[Tasks to carry out]
1 – Can you write out, word for word, the part of the mocked horoscope that opens with "It’s a good" and closes with "that?  Not much.)"?
2 – Could you carry the mocked horoscope forward from its last line, in the same voice?

[Excerpted text]
━━━━━━━━━━━━━━━━━━━━━━━━━━━━━━

Now that absolutely no one has any idea what I’m talking about, here is the horoscope proper:

Try to stay grounded today (Really?  Shall I be sent to bed without supper as well?)

— though that might seem pretty hard. (That’s what she said.)

It’s a good day for you to take it easy (Oh, Sweetie.  “Easy” is my middle name.)

and try to get some perspective (Kiss me quick, I’m MC Escher.  (I just never get tired of that joke.  (Please, Escher, don’t hurt ‘em.)))

when things seem more difficult than they usually do.  (Even more difficult than that is when things seem more difficult than a didgeridoo. Because what’s more difficult than that?  Not much.)

Energy is a very valuable — and finite — resource, as you can see in the rest of the world. (What the hell has the rest of the world got to do with anything?  We’ve got our own personal energy crisis, right here at Casa de Cuckoo for Cocoa Puffs™.  Even if I stuck a broom up Himself’s ass, I’d still have to set him on fire to get him to sweep the floor.)

(You’re picturing that now, aren’t you?  Cheeky monkeys.  (Hmm…perhaps I’ll make a YouTube video…))

This is definitely something you should keep in mind in terms of your own enthusiasm and capabilities right now.  (Oh, yes, my enthusiasms.  Let me show them to you.)

Conservation is the right approach, (But don’t get it mixed up with constipation, or you just won’t give a shit. Also, a liberal amount of conservatism would seem to be a contradiction in terms, no?  Also also, all things in moderation, especially moderation.)

(What do we want? NONsense!  When do we want it?  Noun!)

so don’t overextend yourself too much. (Bend and stretch, reach for the stars…there goes Jupiter, up your arze….)

(That was a little song from my days in children’s television programming on Miss Starzina’s Romper Room School. (I never laid a fu(kin’ hand on those kids!))

It might be tempting to jump in and become a part of everything that’s going on around you, but resist the urge. (See, we Brits call them “jumpers”, but you Yanks call them “sweaters”.  You say “potato”, and I say, “non sequitur”.)

Put your attention only where it can do the most good.  (I’m sorry….what did you say?  (See what I did there?))

Before you send that message, check in with yourself. (Wait…I’m sending myself a message?  Why?  Wasn’t I listening when I was talking to myself?)

Is this really someone you want to meet, or are you just killing time? (I’m guessing it’s really someone I want to kill.  (It’s a pretty safe bet.  This winter crap is making me want to kill pretty much everyone.))

━━━━━━━━━━━━━━━━━━━━━━━━━━━━━━

[Data records]
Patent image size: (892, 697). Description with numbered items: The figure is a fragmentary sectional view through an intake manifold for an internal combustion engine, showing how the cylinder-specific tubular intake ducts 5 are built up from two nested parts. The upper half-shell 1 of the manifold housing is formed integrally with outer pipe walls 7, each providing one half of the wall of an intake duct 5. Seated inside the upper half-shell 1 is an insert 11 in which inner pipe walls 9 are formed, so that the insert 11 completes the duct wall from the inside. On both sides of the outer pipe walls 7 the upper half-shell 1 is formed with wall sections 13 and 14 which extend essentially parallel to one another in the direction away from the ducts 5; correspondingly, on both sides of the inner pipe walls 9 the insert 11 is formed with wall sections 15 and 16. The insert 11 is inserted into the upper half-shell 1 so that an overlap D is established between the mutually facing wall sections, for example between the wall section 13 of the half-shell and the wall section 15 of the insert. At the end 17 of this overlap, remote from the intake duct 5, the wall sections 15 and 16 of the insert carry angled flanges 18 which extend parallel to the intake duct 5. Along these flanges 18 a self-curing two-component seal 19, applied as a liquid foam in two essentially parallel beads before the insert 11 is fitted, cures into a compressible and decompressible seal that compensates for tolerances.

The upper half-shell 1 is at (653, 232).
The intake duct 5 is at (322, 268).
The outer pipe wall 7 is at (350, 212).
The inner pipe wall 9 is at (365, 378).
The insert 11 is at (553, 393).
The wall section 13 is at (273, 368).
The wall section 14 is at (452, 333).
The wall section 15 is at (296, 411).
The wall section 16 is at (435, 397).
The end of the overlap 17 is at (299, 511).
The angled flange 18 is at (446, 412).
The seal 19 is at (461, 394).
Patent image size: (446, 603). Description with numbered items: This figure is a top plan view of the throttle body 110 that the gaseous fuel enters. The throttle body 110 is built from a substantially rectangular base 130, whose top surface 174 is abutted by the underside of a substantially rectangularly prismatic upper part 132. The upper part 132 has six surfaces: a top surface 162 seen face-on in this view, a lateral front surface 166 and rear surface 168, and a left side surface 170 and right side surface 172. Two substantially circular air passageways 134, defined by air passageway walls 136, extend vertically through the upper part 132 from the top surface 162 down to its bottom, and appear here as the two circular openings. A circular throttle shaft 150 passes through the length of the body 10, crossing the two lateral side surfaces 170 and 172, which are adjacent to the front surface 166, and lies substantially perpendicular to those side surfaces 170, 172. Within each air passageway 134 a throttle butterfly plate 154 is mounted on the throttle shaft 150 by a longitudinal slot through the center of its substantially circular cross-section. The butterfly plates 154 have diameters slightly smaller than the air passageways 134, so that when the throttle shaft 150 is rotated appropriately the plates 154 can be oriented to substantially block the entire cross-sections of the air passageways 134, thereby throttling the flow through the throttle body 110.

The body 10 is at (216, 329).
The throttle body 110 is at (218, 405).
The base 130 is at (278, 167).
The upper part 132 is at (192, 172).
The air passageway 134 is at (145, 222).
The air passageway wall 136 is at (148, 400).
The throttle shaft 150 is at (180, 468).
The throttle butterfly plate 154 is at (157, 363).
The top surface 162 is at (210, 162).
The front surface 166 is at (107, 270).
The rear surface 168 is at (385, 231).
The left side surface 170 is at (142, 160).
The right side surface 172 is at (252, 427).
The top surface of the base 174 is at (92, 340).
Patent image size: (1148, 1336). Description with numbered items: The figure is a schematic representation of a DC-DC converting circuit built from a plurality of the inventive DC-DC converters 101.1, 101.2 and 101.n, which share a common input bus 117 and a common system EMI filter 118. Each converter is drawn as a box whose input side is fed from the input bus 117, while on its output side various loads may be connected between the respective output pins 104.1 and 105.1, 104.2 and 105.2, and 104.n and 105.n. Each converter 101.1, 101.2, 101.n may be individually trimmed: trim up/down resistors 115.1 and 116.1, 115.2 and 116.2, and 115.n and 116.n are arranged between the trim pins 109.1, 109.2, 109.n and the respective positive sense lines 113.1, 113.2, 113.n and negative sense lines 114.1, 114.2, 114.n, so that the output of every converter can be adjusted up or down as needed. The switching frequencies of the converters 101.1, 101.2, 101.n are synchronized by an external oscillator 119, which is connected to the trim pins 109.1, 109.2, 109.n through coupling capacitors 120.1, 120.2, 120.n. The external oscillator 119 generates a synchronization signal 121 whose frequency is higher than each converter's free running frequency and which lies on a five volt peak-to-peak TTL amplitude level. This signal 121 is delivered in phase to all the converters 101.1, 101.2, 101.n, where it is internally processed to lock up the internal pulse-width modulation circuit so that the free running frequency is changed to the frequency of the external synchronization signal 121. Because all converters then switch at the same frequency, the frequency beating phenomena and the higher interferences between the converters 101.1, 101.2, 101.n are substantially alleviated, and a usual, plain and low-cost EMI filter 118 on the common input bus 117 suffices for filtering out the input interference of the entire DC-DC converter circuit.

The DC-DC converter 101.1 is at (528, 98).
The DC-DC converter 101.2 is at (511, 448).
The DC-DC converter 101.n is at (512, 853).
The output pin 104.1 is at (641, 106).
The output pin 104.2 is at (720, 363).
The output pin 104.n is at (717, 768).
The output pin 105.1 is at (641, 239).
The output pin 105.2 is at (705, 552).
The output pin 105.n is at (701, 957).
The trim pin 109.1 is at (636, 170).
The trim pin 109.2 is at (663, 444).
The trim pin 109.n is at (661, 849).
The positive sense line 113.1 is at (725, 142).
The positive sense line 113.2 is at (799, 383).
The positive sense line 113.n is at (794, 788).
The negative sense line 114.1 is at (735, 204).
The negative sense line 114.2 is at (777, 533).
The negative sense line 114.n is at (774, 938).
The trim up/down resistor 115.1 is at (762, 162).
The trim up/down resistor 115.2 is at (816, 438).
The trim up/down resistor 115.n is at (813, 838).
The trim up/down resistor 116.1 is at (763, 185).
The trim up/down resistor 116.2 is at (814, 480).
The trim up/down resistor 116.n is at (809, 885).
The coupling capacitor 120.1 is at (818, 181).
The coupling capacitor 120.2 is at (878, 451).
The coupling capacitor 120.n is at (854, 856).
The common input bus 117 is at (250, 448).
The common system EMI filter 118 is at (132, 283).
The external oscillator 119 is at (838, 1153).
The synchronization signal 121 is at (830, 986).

━━━━━━━━━━━━━━━━━━━━━━━━━━━━━━

[Exercise results]
1 –
It’s a good day for you to take it easy (Oh, Sweetie.  “Easy” is my middle name.)

and try to get some perspective (Kiss me quick, I’m MC Escher.  (I just never get tired of that joke.  (Please, Escher, don’t hurt ‘em.)))

when things seem more difficult than they usually do.  (Even more difficult than that is when things seem more difficult than a didgeridoo. Because what’s more difficult than that?  Not much.)

2 –
 Stay open to fresh opportunities. (Oh, I am WIDE open.  Fully dilated, as it (subjunctively) were. Oh, look…Jupiter just fell out!)

(Micro$oft Weird™ is suggesting that I change “dilated” to “diluted”, but that’s a whore of another color.)

Ambiguity only complicates matters. (Promiscuity, on the other hand, fornicates EVERYbody. (Hey, you put YOUR slogan on YOUR T-shirt, I’ll put MY slogan on MINE.))
 
(Your YOUR-O-Scopes:

http://www.humorscope.com )
Starzina Starfish-Browne was born in the wagon of a traveling show…well, okay, not really.  She was actually born in Lowake, Texas, the daughter of a beautician and either a garage mechanic or the town mailman.  At sixteen, she escaped her humble beginnings by running off with Doctor Browne’s Traveling Medicine Show and, more to the point, Doctor Browne. Following the dissolution of this unfortunate entanglement (Doctor Browne was a Virgo and Starzina is, of course, an Aries), which produced a daughter, Starzina entered a contest in Soap Opera Digest and won a scholarship to Oxford (yes, in ENGLAND), where she earned her doctorate in the newly-created dual major of Astrology and Human Sexuality.  There is absolutely NO TRUTH to the rumor that Starzina’s second daughter has Royal blood, despite tabloid photographs allegedly depicting her cavorting on the Italian Riviera with Princes William and Harry, clad only in Prussian helmets and armbands of questionable taste.  Starzina currently resides with her daughters in Philadelphia, the City That Loves You (On Your) Back, where she enjoys Double Coupon Day at the local SuperCruise and “encouraging” the coxswain of the Penn rowing team.